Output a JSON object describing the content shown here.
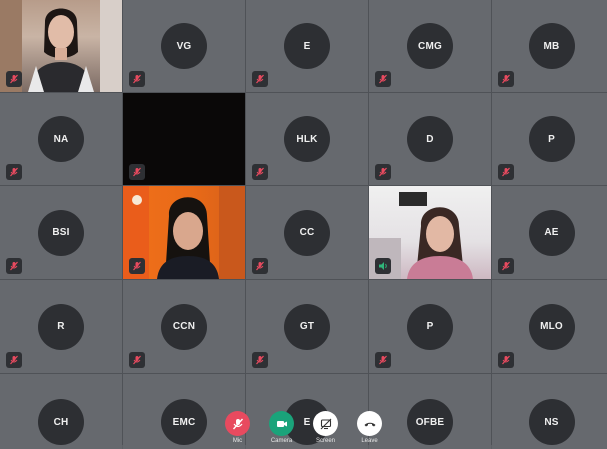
{
  "participants": [
    {
      "type": "video",
      "name": "",
      "muted": true
    },
    {
      "type": "initials",
      "initials": "VG",
      "muted": true
    },
    {
      "type": "initials",
      "initials": "E",
      "muted": true
    },
    {
      "type": "initials",
      "initials": "CMG",
      "muted": true
    },
    {
      "type": "initials",
      "initials": "MB",
      "muted": true
    },
    {
      "type": "initials",
      "initials": "NA",
      "muted": true
    },
    {
      "type": "video-off",
      "name": "",
      "muted": true
    },
    {
      "type": "initials",
      "initials": "HLK",
      "muted": true
    },
    {
      "type": "initials",
      "initials": "D",
      "muted": true
    },
    {
      "type": "initials",
      "initials": "P",
      "muted": true
    },
    {
      "type": "initials",
      "initials": "BSI",
      "muted": true
    },
    {
      "type": "video",
      "name": "",
      "muted": true
    },
    {
      "type": "initials",
      "initials": "CC",
      "muted": true
    },
    {
      "type": "video",
      "name": "",
      "muted": false
    },
    {
      "type": "initials",
      "initials": "AE",
      "muted": true
    },
    {
      "type": "initials",
      "initials": "R",
      "muted": true
    },
    {
      "type": "initials",
      "initials": "CCN",
      "muted": true
    },
    {
      "type": "initials",
      "initials": "GT",
      "muted": true
    },
    {
      "type": "initials",
      "initials": "P",
      "muted": true
    },
    {
      "type": "initials",
      "initials": "MLO",
      "muted": true
    },
    {
      "type": "initials",
      "initials": "CH",
      "muted": true
    },
    {
      "type": "initials",
      "initials": "EMC",
      "muted": true
    },
    {
      "type": "initials",
      "initials": "E",
      "muted": true
    },
    {
      "type": "initials",
      "initials": "OFBE",
      "muted": true
    },
    {
      "type": "initials",
      "initials": "NS",
      "muted": true
    }
  ],
  "controls": {
    "mic": {
      "label": "Mic",
      "icon": "mic-off-icon",
      "color": "#e84a5f"
    },
    "camera": {
      "label": "Camera",
      "icon": "camera-icon",
      "color": "#1aa37a"
    },
    "screen": {
      "label": "Screen",
      "icon": "screen-share-off-icon",
      "color": "#ffffff"
    },
    "leave": {
      "label": "Leave",
      "icon": "phone-hangup-icon",
      "color": "#ffffff"
    }
  },
  "colors": {
    "muted_icon": "#e84a5f",
    "speaking_icon": "#2fb67a"
  }
}
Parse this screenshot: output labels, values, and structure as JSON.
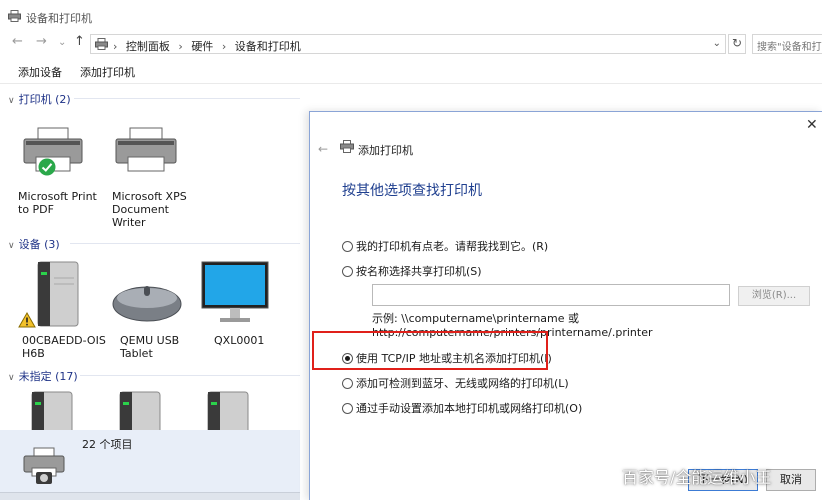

• What the task requires:
Write out the listing word for word, omitting the pictures it holds.

• Response:
Output a JSON object describing the content shown here.
{
  "participants": [
    {
      "type": "video",
      "name": "",
      "muted": true
    },
    {
      "type": "initials",
      "initials": "VG",
      "muted": true
    },
    {
      "type": "initials",
      "initials": "E",
      "muted": true
    },
    {
      "type": "initials",
      "initials": "CMG",
      "muted": true
    },
    {
      "type": "initials",
      "initials": "MB",
      "muted": true
    },
    {
      "type": "initials",
      "initials": "NA",
      "muted": true
    },
    {
      "type": "video-off",
      "name": "",
      "muted": true
    },
    {
      "type": "initials",
      "initials": "HLK",
      "muted": true
    },
    {
      "type": "initials",
      "initials": "D",
      "muted": true
    },
    {
      "type": "initials",
      "initials": "P",
      "muted": true
    },
    {
      "type": "initials",
      "initials": "BSI",
      "muted": true
    },
    {
      "type": "video",
      "name": "",
      "muted": true
    },
    {
      "type": "initials",
      "initials": "CC",
      "muted": true
    },
    {
      "type": "video",
      "name": "",
      "muted": false
    },
    {
      "type": "initials",
      "initials": "AE",
      "muted": true
    },
    {
      "type": "initials",
      "initials": "R",
      "muted": true
    },
    {
      "type": "initials",
      "initials": "CCN",
      "muted": true
    },
    {
      "type": "initials",
      "initials": "GT",
      "muted": true
    },
    {
      "type": "initials",
      "initials": "P",
      "muted": true
    },
    {
      "type": "initials",
      "initials": "MLO",
      "muted": true
    },
    {
      "type": "initials",
      "initials": "CH",
      "muted": true
    },
    {
      "type": "initials",
      "initials": "EMC",
      "muted": true
    },
    {
      "type": "initials",
      "initials": "E",
      "muted": true
    },
    {
      "type": "initials",
      "initials": "OFBE",
      "muted": true
    },
    {
      "type": "initials",
      "initials": "NS",
      "muted": true
    }
  ],
  "controls": {
    "mic": {
      "label": "Mic",
      "icon": "mic-off-icon",
      "color": "#e84a5f"
    },
    "camera": {
      "label": "Camera",
      "icon": "camera-icon",
      "color": "#1aa37a"
    },
    "screen": {
      "label": "Screen",
      "icon": "screen-share-off-icon",
      "color": "#ffffff"
    },
    "leave": {
      "label": "Leave",
      "icon": "phone-hangup-icon",
      "color": "#ffffff"
    }
  },
  "colors": {
    "muted_icon": "#e84a5f",
    "speaking_icon": "#2fb67a"
  }
}
Parse this screenshot: output labels, values, and structure as JSON.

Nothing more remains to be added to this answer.